--- STATED TASK ---
Your task is to filter the data below down to the lines holding "зайняла".
────────
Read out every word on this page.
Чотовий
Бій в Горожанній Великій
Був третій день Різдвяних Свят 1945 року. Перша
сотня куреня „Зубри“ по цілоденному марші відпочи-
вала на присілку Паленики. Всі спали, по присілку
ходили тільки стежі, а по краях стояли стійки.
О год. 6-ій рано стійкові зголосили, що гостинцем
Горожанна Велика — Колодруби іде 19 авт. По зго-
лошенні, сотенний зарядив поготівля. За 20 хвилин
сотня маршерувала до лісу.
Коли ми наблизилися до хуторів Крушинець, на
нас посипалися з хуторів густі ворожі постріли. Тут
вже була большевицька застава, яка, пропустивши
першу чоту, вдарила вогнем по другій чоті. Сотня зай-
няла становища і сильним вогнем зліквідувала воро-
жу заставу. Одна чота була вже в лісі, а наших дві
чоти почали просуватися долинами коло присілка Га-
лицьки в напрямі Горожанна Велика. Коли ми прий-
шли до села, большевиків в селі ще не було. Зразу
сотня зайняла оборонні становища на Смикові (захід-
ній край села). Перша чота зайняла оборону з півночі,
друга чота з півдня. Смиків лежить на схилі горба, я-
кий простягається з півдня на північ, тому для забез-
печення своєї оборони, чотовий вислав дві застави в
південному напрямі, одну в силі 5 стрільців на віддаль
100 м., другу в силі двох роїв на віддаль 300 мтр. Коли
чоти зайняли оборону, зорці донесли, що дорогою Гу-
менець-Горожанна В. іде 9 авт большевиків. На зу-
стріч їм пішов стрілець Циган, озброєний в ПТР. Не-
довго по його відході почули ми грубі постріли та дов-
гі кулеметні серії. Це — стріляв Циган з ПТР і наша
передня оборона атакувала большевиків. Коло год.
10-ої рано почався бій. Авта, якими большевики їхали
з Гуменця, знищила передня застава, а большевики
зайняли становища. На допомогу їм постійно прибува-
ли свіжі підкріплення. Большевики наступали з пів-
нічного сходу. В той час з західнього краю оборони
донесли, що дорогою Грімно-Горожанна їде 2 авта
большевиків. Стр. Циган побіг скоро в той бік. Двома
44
────────
--- EXERCISE OUTPUT ---
сотня зайняла оборонні становища на Смикові (захід-
ній край села). Перша чота зайняла оборону з півночі,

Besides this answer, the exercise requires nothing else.